### Set exercise
Return, word for word, every line that follows.

===== Provided entries

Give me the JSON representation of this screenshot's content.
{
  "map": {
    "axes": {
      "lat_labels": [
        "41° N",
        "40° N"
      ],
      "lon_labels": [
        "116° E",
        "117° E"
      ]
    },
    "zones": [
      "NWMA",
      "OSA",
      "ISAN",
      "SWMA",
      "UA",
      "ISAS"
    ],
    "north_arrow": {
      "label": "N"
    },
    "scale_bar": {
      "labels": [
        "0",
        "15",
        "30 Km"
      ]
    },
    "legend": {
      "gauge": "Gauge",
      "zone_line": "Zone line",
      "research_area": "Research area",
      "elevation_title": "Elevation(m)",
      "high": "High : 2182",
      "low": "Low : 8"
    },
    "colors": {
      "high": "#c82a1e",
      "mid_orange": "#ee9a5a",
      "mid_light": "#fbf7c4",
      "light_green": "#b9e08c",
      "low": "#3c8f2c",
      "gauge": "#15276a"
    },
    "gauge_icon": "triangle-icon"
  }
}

==========

### Reply to the task
Give me the JSON representation of this screenshot's content.
{
  "map": {
    "axes": {
      "lat_labels": [
        "41° N",
        "40° N"
      ],
      "lon_labels": [
        "116° E",
        "117° E"
      ]
    },
    "zones": [
      "NWMA",
      "OSA",
      "ISAN",
      "SWMA",
      "UA",
      "ISAS"
    ],
    "north_arrow": {
      "label": "N"
    },
    "scale_bar": {
      "labels": [
        "0",
        "15",
        "30 Km"
      ]
    },
    "legend": {
      "gauge": "Gauge",
      "zone_line": "Zone line",
      "research_area": "Research area",
      "elevation_title": "Elevation(m)",
      "high": "High : 2182",
      "low": "Low : 8"
    },
    "colors": {
      "high": "#c82a1e",
      "mid_orange": "#ee9a5a",
      "mid_light": "#fbf7c4",
      "light_green": "#b9e08c",
      "low": "#3c8f2c",
      "gauge": "#15276a"
    },
    "gauge_icon": "triangle-icon"
  }
}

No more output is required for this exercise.